**Work required:** Work through the listing below and count the lines that hold "lets". Answer with the number alone.

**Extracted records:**

------------------------------------

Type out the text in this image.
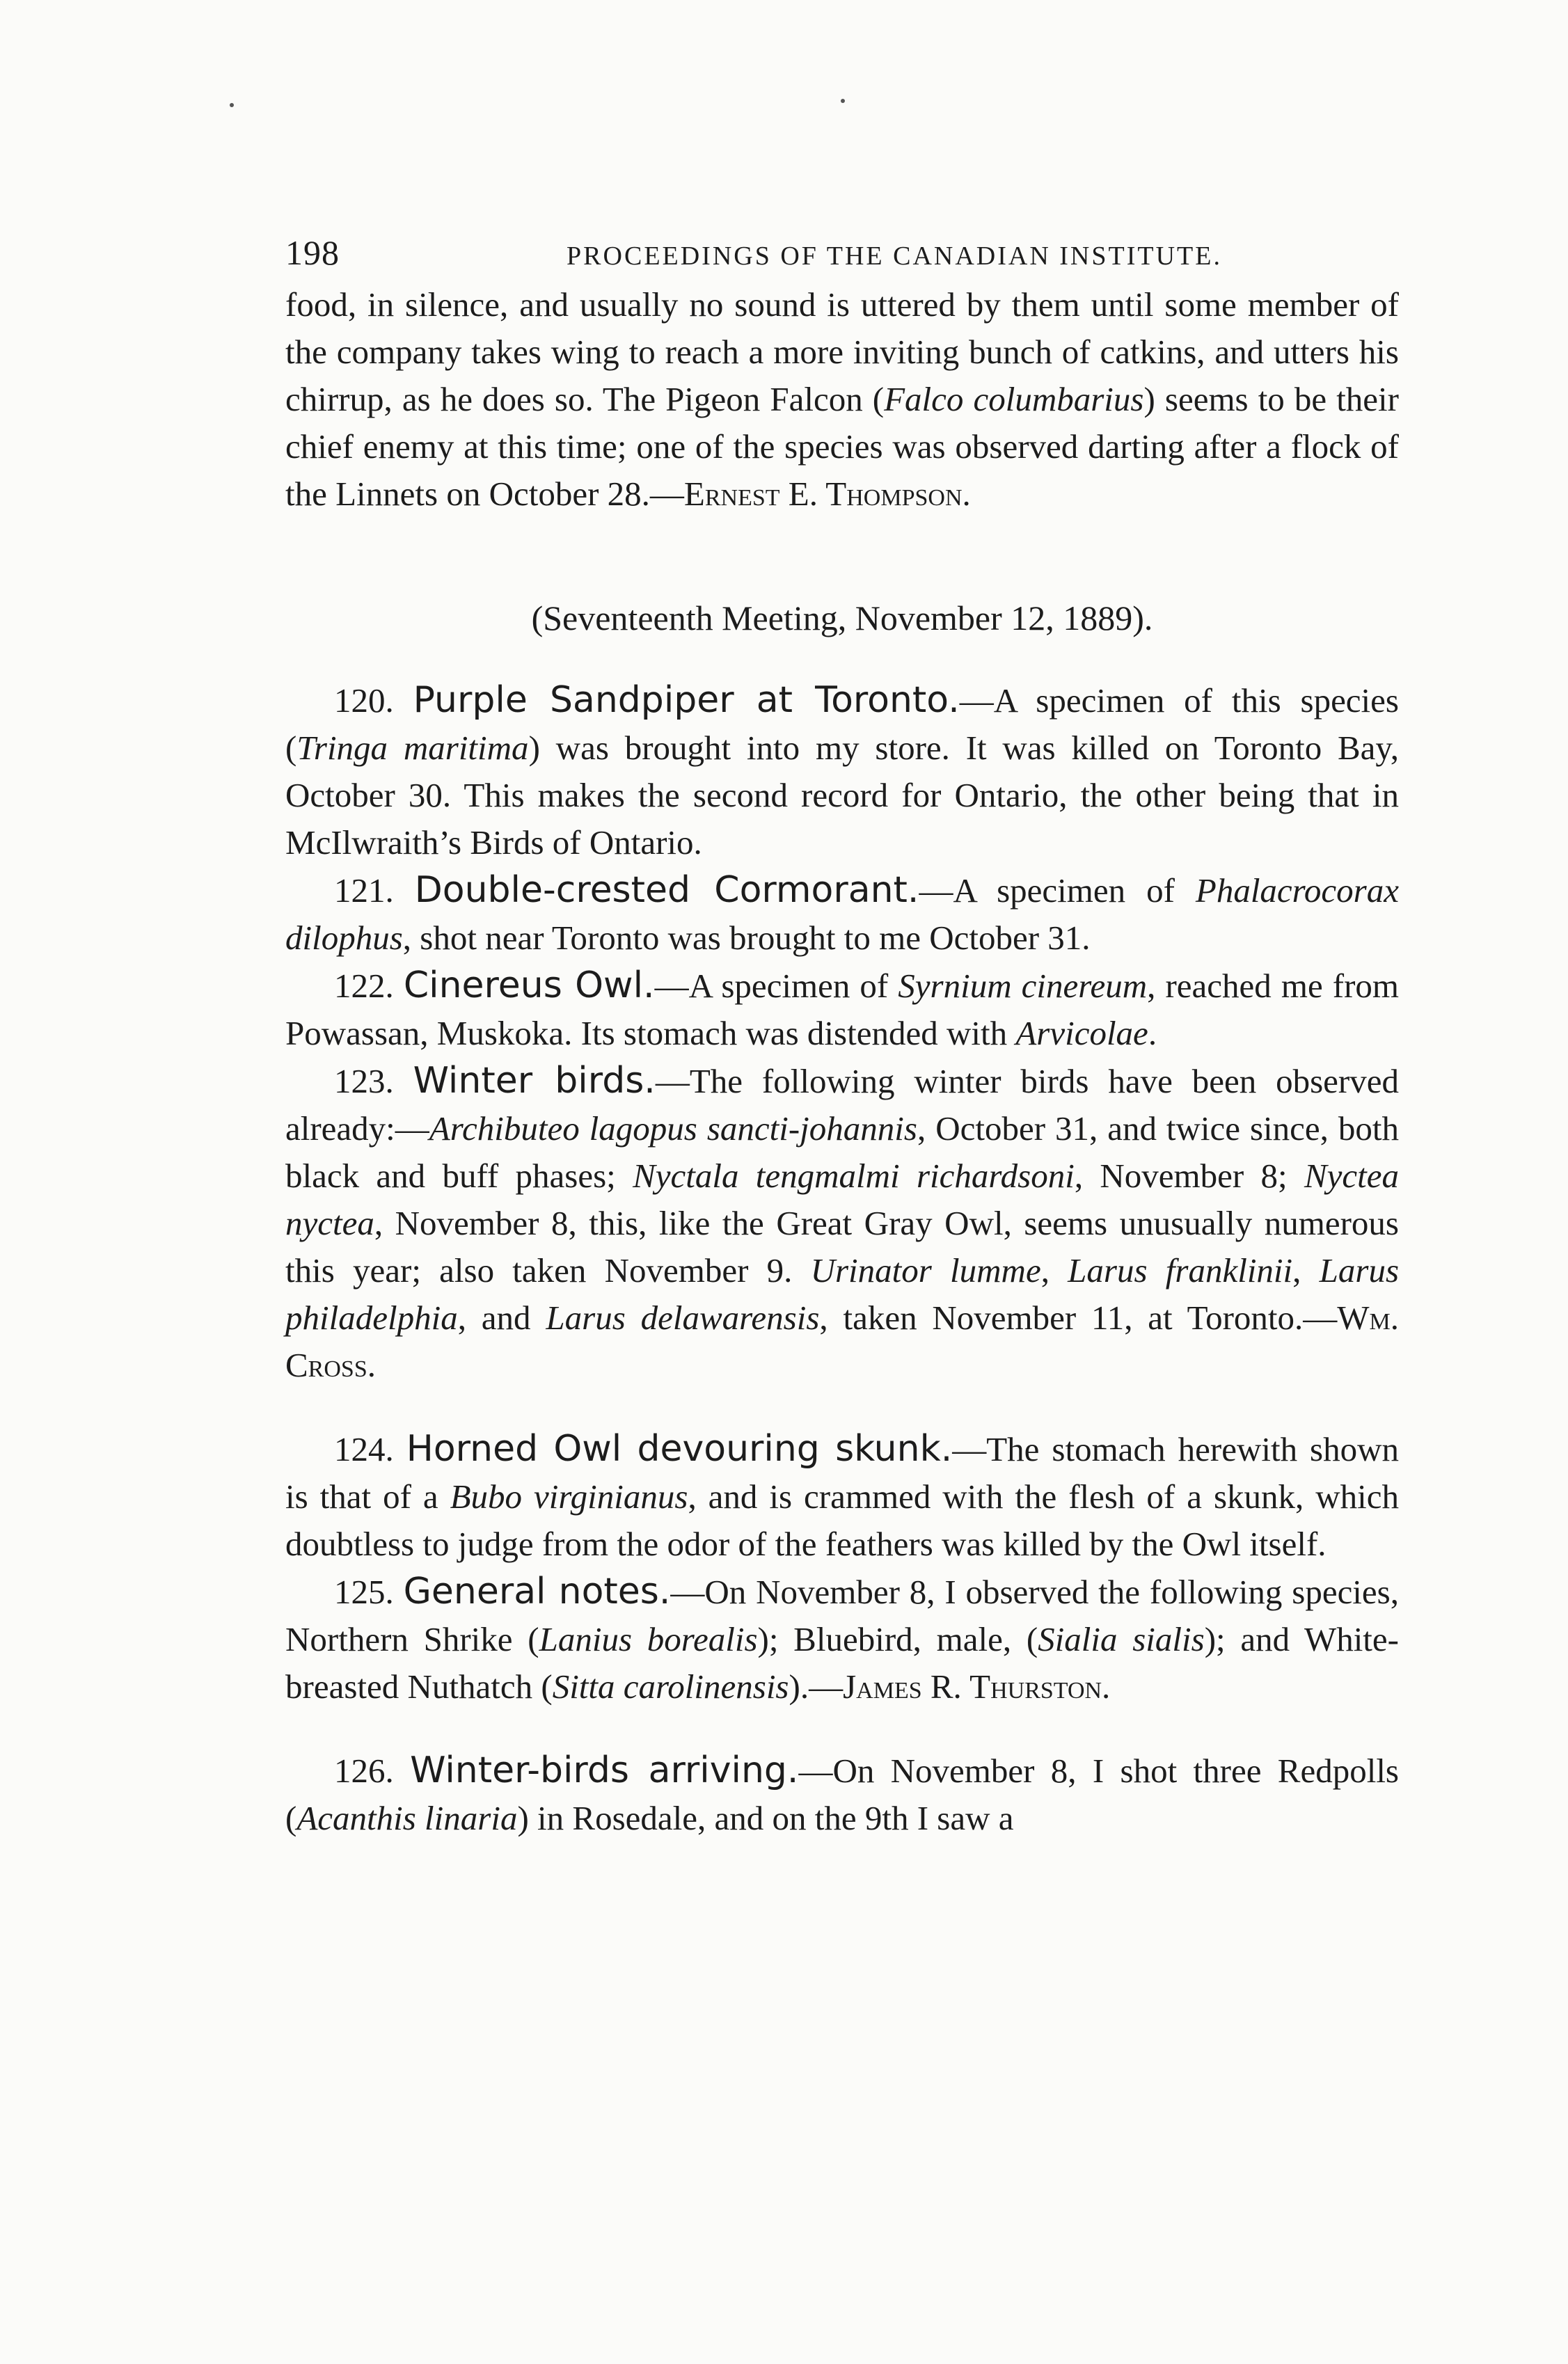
198	PROCEEDINGS OF THE CANADIAN INSTITUTE.

food, in silence, and usually no sound is uttered by them until some member of the company takes wing to reach a more inviting bunch of catkins, and utters his chirrup, as he does so. The Pigeon Falcon (Falco columbarius) seems to be their chief enemy at this time; one of the species was observed darting after a flock of the Linnets on October 28.—Ernest E. Thompson.

(Seventeenth Meeting, November 12, 1889).

120. Purple Sandpiper at Toronto.—A specimen of this species (Tringa maritima) was brought into my store. It was killed on Toronto Bay, October 30. This makes the second record for Ontario, the other being that in McIlwraith’s Birds of Ontario.

121. Double-crested Cormorant.—A specimen of Phalacrocorax dilophus, shot near Toronto was brought to me October 31.

122. Cinereus Owl.—A specimen of Syrnium cinereum, reached me from Powassan, Muskoka. Its stomach was distended with Arvicolae.

123. Winter birds.—The following winter birds have been observed already:—Archibuteo lagopus sancti-johannis, October 31, and twice since, both black and buff phases; Nyctala tengmalmi richardsoni, November 8; Nyctea nyctea, November 8, this, like the Great Gray Owl, seems unusually numerous this year; also taken November 9. Urinator lumme, Larus franklinii, Larus philadelphia, and Larus delawarensis, taken November 11, at Toronto.—Wm. Cross.

124. Horned Owl devouring skunk.—The stomach herewith shown is that of a Bubo virginianus, and is crammed with the flesh of a skunk, which doubtless to judge from the odor of the feathers was killed by the Owl itself.

125. General notes.—On November 8, I observed the following species, Northern Shrike (Lanius borealis); Bluebird, male, (Sialia sialis); and White-breasted Nuthatch (Sitta carolinensis).—James R. Thurston.

126. Winter-birds arriving.—On November 8, I shot three Redpolls (Acanthis linaria) in Rosedale, and on the 9th I saw a
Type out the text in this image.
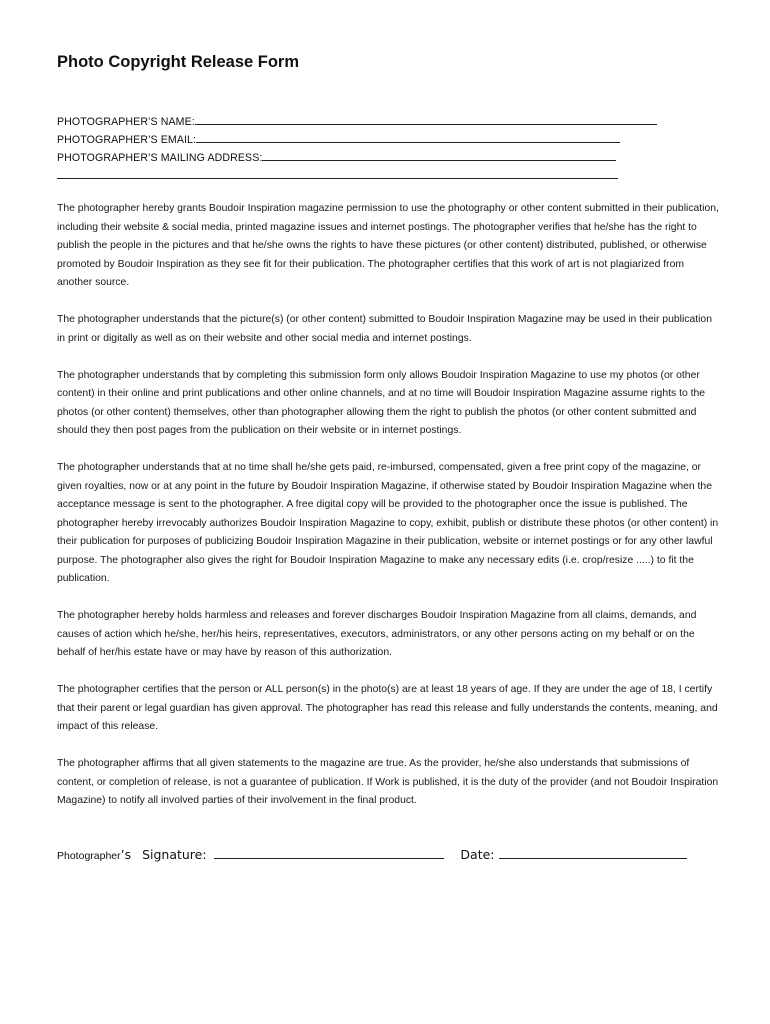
Photo Copyright Release Form
PHOTOGRAPHER’S NAME:
PHOTOGRAPHER’S EMAIL:
PHOTOGRAPHER’S MAILING ADDRESS:

The photographer hereby grants Boudoir Inspiration magazine permission to use the photography or other content submitted in their publication, including their website & social media, printed magazine issues and internet postings. The photographer verifies that he/she has the right to publish the people in the pictures and that he/she owns the rights to have these pictures (or other content) distributed, published, or otherwise promoted by Boudoir Inspiration as they see fit for their publication. The photographer certifies that this work of art is not plagiarized from another source.

The photographer understands that the picture(s) (or other content) submitted to Boudoir Inspiration Magazine may be used in their publication in print or digitally as well as on their website and other social media and internet postings.

The photographer understands that by completing this submission form only allows Boudoir Inspiration Magazine to use my photos (or other content) in their online and print publications and other online channels, and at no time will Boudoir Inspiration Magazine assume rights to the photos (or other content) themselves, other than photographer allowing them the right to publish the photos (or other content submitted and should they then post pages from the publication on their website or in internet postings.

The photographer understands that at no time shall he/she gets paid, re-imbursed, compensated, given a free print copy of the magazine, or given royalties, now or at any point in the future by Boudoir Inspiration Magazine, if otherwise stated by Boudoir Inspiration Magazine when the acceptance message is sent to the photographer. A free digital copy will be provided to the photographer once the issue is published. The photographer hereby irrevocably authorizes Boudoir Inspiration Magazine to copy, exhibit, publish or distribute these photos (or other content) in their publication for purposes of publicizing Boudoir Inspiration Magazine in their publication, website or internet postings or for any other lawful purpose. The photographer also gives the right for Boudoir Inspiration Magazine to make any necessary edits (i.e. crop/resize .....) to fit the publication.

The photographer hereby holds harmless and releases and forever discharges Boudoir Inspiration Magazine from all claims, demands, and causes of action which he/she, her/his heirs, representatives, executors, administrators, or any other persons acting on my behalf or on the behalf of her/his estate have or may have by reason of this authorization.

The photographer certifies that the person or ALL person(s) in the photo(s) are at least 18 years of age. If they are under the age of 18, I certify that their parent or legal guardian has given approval. The photographer has read this release and fully understands the contents, meaning, and impact of this release.

The photographer affirms that all given statements to the magazine are true. As the provider, he/she also understands that submissions of content, or completion of release, is not a guarantee of publication. If Work is published, it is the duty of the provider (and not Boudoir Inspiration Magazine) to notify all involved parties of their involvement in the final product.

Photographer’s Signature:	Date:
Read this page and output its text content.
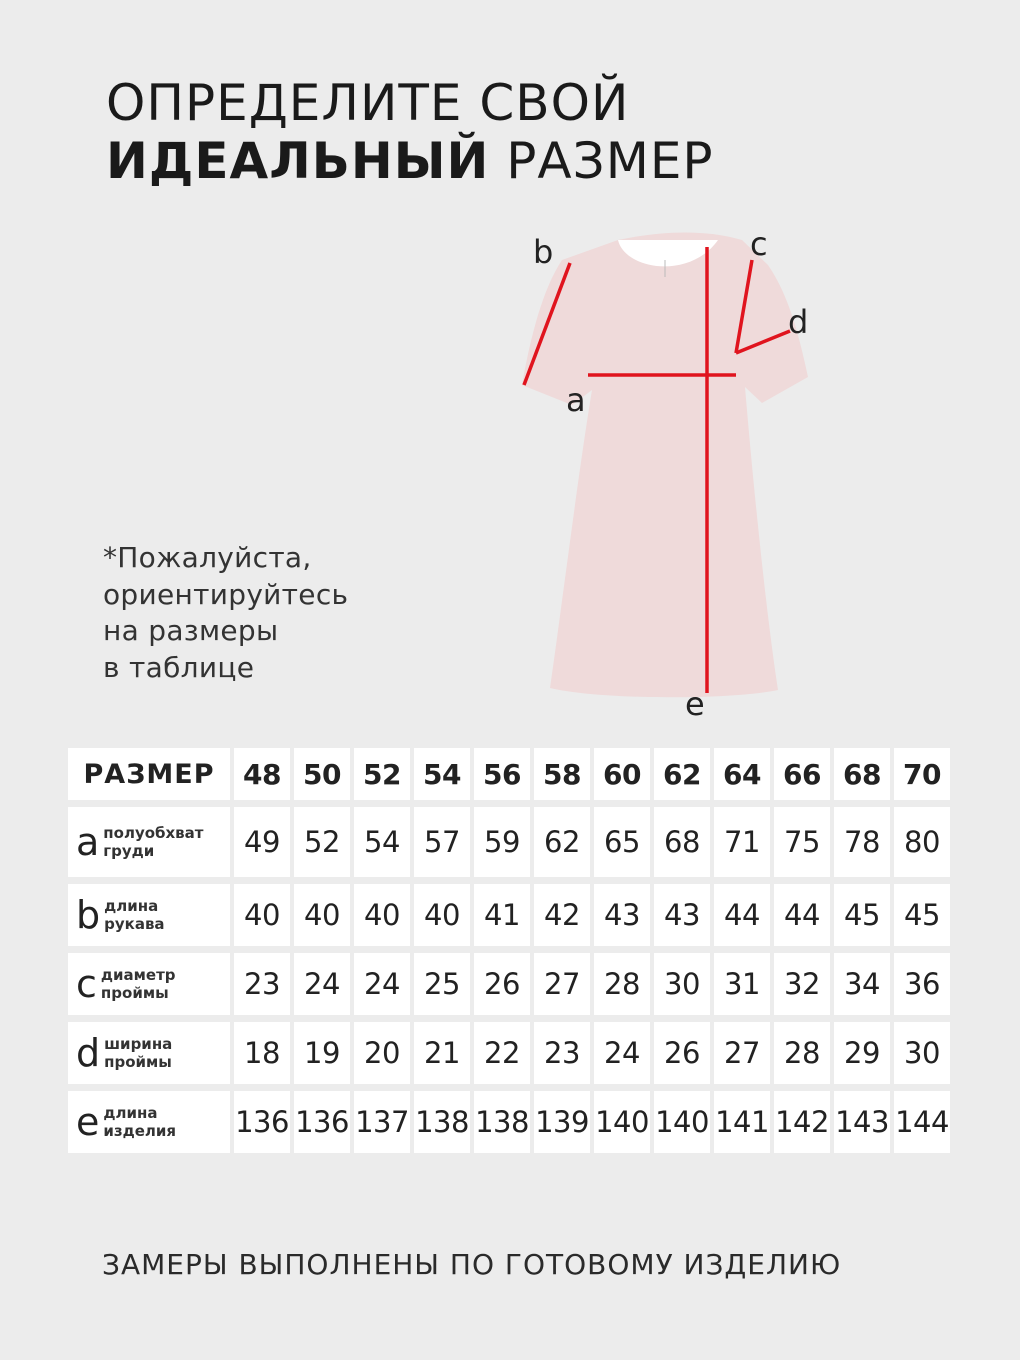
ОПРЕДЕЛИТЕ СВОЙ
ИДЕАЛЬНЫЙ РАЗМЕР
b	c
d
a
e
*Пожалуйста,
ориентируйтесь
на размеры
в таблице
РАЗМЕР	48	50	52	54	56	58	60	62	64	66	68	70

a полуобхват
груди	49	52	54	57	59	62	65	68	71	75	78	80

b длина
рукава	40	40	40	40	41	42	43	43	44	44	45	45

c диаметр
проймы	23	24	24	25	26	27	28	30	31	32	34	36

d ширина
проймы	18	19	20	21	22	23	24	26	27	28	29	30

e длина
изделия	136	136	137	138	138	139	140	140	141	142	143	144
ЗАМЕРЫ ВЫПОЛНЕНЫ ПО ГОТОВОМУ ИЗДЕЛИЮ
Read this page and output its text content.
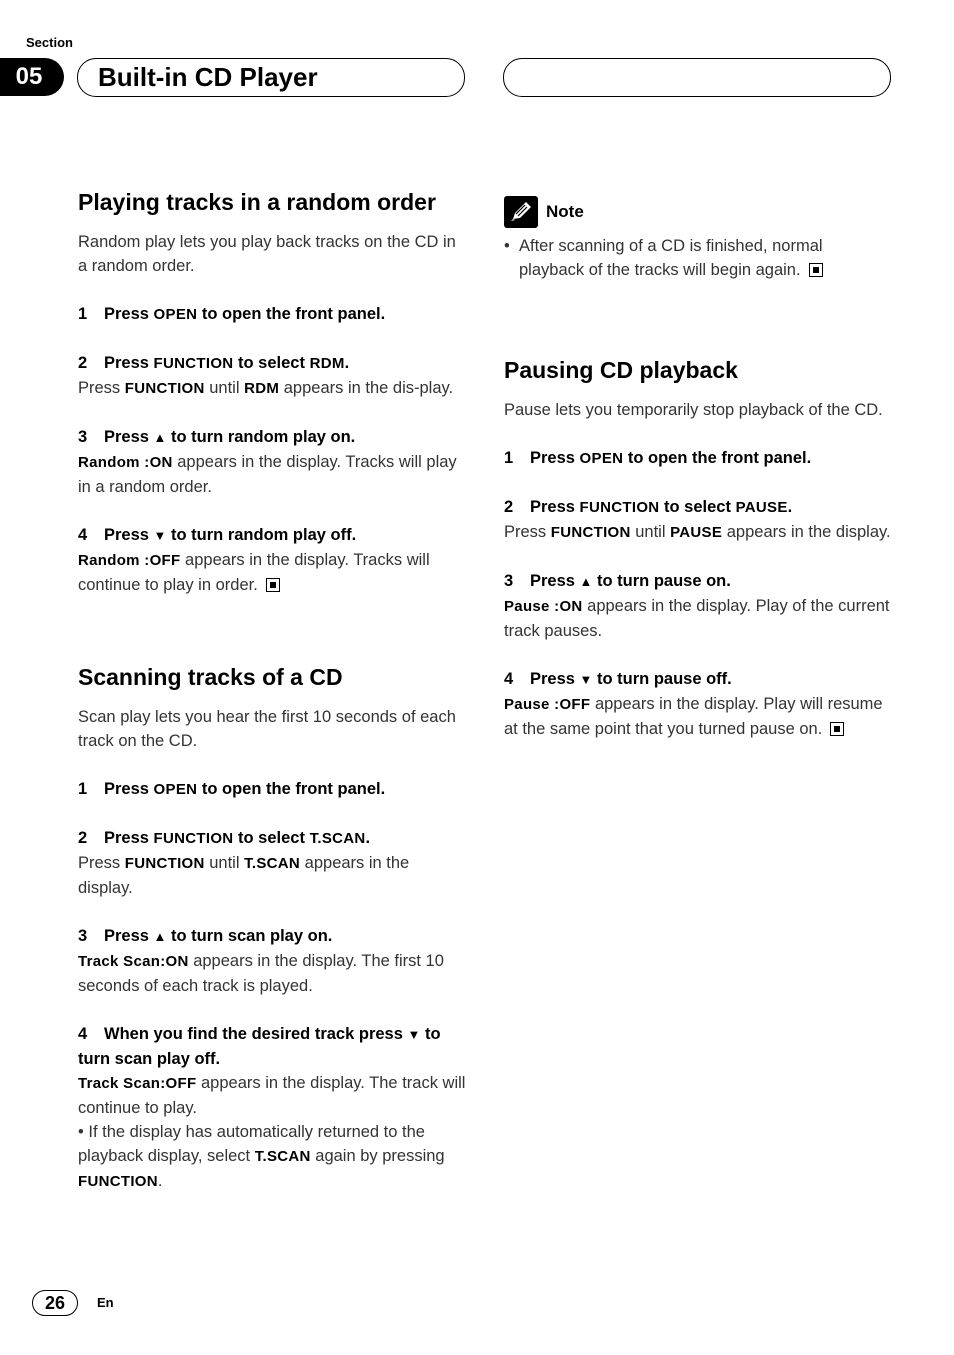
Section
05	Built-in CD Player
Playing tracks in a random order

Random play lets you play back tracks on the CD in a random order.

1 Press OPEN to open the front panel.
2 Press FUNCTION to select RDM.

Press FUNCTION until RDM appears in the dis-play.

3 Press ▲ to turn random play on.

Random :ON appears in the display. Tracks will play in a random order.

4 Press ▼ to turn random play off.

Random :OFF appears in the display. Tracks will continue to play in order.

Scanning tracks of a CD

Scan play lets you hear the first 10 seconds of each track on the CD.

1 Press OPEN to open the front panel.
2 Press FUNCTION to select T.SCAN.

Press FUNCTION until T.SCAN appears in the display.

3 Press ▲ to turn scan play on.

Track Scan:ON appears in the display. The first 10 seconds of each track is played.

4 When you find the desired track press ▼ to turn scan play off.

Track Scan:OFF appears in the display. The track will continue to play.

• If the display has automatically returned to the playback display, select T.SCAN again by pressing FUNCTION.

Note
• After scanning of a CD is finished, normal playback of the tracks will begin again.
Pausing CD playback

Pause lets you temporarily stop playback of the CD.

1 Press OPEN to open the front panel.
2 Press FUNCTION to select PAUSE.

Press FUNCTION until PAUSE appears in the display.

3 Press ▲ to turn pause on.

Pause :ON appears in the display. Play of the current track pauses.

4 Press ▼ to turn pause off.

Pause :OFF appears in the display. Play will resume at the same point that you turned pause on.

26	En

------------------------------------

**Result:** 3